■ What you will do ■
Read the lines that follow and pick out every one containing the word "text".

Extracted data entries
· · ·
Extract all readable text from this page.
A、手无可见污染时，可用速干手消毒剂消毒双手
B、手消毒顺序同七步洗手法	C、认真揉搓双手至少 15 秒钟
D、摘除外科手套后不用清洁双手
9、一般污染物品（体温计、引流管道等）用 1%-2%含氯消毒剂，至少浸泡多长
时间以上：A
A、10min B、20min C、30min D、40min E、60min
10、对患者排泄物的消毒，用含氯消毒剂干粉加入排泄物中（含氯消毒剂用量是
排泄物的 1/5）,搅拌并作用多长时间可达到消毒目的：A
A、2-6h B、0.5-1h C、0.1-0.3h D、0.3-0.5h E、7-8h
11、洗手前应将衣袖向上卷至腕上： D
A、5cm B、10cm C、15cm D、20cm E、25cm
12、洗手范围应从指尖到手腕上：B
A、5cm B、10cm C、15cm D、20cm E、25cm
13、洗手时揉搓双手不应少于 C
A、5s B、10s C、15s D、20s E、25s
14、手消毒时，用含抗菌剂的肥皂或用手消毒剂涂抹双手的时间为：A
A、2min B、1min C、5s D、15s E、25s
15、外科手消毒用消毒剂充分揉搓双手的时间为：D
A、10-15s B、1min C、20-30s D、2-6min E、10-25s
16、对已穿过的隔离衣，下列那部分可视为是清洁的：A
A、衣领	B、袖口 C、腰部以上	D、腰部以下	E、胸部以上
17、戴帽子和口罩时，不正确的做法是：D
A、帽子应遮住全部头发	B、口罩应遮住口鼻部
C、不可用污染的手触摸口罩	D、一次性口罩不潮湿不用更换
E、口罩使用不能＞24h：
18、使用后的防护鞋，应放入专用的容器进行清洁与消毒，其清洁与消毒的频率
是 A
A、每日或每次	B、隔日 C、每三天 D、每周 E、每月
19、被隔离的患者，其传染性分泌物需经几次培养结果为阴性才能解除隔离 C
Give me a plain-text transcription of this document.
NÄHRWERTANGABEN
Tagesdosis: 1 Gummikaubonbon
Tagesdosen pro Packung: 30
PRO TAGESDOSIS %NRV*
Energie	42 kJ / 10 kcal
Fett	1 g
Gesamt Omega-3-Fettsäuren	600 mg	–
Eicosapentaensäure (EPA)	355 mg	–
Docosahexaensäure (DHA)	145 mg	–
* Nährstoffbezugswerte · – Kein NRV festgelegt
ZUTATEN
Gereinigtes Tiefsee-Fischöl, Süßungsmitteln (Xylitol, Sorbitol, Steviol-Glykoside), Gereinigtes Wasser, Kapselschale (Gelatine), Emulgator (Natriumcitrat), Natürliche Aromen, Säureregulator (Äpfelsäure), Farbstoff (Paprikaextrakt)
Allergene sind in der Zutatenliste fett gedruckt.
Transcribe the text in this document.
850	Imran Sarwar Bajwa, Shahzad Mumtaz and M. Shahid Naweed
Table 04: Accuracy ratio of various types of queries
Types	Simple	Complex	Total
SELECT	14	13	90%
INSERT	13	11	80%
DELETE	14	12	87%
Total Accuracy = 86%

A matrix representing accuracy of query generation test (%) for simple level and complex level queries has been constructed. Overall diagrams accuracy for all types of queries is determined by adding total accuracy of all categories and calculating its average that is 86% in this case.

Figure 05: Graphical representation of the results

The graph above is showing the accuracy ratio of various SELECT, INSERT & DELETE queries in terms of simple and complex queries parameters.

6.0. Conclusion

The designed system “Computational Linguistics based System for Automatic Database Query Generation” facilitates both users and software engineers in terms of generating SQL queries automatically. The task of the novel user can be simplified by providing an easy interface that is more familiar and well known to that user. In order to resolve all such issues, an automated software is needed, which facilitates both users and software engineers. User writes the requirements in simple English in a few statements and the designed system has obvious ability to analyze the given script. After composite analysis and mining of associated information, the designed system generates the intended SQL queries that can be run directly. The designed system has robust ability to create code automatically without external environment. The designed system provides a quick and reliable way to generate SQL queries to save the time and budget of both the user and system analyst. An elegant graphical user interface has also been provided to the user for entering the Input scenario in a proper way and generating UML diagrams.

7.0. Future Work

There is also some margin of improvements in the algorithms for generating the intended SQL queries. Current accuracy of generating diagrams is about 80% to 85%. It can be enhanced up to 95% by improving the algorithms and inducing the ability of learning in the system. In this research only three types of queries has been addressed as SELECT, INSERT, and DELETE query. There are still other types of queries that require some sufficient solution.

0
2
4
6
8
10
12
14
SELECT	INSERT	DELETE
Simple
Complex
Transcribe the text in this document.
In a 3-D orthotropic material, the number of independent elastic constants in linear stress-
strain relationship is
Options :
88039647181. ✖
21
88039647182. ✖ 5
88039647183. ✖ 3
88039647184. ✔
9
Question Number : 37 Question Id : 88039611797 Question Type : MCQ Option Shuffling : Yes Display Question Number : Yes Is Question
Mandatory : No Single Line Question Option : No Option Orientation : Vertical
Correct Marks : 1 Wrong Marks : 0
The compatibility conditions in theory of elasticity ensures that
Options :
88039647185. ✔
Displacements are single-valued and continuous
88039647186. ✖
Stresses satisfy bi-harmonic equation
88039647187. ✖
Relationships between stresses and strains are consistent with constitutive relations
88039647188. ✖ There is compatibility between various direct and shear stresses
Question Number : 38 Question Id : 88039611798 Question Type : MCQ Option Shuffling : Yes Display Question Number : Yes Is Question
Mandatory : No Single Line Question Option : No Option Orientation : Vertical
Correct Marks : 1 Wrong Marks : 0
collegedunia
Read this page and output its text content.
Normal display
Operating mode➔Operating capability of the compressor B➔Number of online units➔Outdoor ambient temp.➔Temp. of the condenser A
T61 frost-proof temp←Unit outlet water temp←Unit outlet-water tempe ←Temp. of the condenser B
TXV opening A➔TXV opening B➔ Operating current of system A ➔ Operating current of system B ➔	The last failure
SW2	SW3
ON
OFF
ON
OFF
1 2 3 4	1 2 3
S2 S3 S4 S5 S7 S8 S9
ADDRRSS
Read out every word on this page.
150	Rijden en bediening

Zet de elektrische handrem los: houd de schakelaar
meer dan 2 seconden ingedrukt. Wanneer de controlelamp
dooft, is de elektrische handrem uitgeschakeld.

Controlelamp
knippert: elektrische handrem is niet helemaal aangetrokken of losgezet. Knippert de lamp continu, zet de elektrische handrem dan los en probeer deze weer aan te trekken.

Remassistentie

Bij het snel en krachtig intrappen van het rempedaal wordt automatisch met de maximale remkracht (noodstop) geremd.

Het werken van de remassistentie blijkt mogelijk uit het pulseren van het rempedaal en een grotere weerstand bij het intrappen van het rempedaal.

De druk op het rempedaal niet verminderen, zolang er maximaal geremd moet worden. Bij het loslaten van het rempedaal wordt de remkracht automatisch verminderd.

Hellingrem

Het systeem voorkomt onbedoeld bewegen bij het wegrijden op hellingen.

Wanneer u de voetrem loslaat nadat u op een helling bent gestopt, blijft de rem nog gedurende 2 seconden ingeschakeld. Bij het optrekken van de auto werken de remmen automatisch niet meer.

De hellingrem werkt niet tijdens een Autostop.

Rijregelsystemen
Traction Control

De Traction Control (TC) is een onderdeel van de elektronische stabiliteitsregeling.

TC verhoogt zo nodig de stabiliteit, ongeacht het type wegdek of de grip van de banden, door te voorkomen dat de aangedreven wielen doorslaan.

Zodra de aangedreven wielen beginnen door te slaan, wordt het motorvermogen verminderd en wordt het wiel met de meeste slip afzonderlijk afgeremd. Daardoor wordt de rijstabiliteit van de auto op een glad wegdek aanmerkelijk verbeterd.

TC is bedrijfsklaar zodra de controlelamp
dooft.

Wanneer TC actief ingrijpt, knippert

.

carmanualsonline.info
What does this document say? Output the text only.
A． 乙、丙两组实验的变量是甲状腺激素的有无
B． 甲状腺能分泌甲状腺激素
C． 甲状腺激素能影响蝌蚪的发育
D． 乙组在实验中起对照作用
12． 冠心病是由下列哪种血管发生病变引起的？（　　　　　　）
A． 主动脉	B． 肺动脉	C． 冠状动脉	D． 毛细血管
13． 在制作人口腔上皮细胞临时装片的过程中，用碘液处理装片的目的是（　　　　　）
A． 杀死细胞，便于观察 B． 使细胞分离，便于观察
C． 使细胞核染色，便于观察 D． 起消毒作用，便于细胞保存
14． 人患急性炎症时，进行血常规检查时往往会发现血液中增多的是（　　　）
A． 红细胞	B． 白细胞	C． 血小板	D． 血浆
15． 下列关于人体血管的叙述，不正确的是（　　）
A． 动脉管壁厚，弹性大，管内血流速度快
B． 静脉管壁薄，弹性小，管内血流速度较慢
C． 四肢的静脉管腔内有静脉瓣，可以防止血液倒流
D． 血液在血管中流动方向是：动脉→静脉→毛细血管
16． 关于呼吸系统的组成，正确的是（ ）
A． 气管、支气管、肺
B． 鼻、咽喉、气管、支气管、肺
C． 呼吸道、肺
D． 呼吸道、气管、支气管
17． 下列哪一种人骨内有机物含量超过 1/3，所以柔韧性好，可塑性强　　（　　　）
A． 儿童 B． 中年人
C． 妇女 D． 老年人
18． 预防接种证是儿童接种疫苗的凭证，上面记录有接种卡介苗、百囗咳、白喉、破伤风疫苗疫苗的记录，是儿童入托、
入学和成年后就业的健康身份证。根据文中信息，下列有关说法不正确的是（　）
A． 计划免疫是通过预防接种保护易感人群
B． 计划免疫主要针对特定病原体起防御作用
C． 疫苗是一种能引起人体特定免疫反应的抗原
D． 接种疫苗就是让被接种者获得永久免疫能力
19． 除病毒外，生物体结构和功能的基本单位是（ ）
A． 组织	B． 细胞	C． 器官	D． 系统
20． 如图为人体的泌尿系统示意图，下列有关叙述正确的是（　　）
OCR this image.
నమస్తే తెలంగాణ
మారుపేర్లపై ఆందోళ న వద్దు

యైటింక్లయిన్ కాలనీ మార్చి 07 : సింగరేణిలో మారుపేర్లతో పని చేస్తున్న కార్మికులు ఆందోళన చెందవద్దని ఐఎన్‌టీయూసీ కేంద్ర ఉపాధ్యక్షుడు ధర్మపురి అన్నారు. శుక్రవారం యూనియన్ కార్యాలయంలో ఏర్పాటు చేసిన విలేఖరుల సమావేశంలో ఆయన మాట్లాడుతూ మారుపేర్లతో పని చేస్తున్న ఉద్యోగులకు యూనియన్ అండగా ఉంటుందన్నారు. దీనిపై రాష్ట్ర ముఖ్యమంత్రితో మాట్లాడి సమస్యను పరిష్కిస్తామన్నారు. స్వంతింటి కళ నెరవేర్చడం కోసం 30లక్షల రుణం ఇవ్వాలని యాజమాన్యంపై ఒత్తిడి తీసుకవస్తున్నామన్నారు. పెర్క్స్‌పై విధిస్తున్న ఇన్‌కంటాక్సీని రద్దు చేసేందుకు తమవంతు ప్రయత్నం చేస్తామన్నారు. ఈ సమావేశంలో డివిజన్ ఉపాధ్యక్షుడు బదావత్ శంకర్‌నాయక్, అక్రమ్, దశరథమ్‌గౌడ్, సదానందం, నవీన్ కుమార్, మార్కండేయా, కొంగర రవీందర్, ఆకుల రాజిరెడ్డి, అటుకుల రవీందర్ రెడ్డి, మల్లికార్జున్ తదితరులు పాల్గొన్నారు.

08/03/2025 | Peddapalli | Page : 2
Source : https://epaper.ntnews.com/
· · ·
■ Reply to the exercise ■
Extract all readable text from this page.
Give me a plain-text transcription of this document.
Transcribe the text in this document.
Transcribe the text in this document.
Read this page and output its text content.
What does this document say? Output the text only.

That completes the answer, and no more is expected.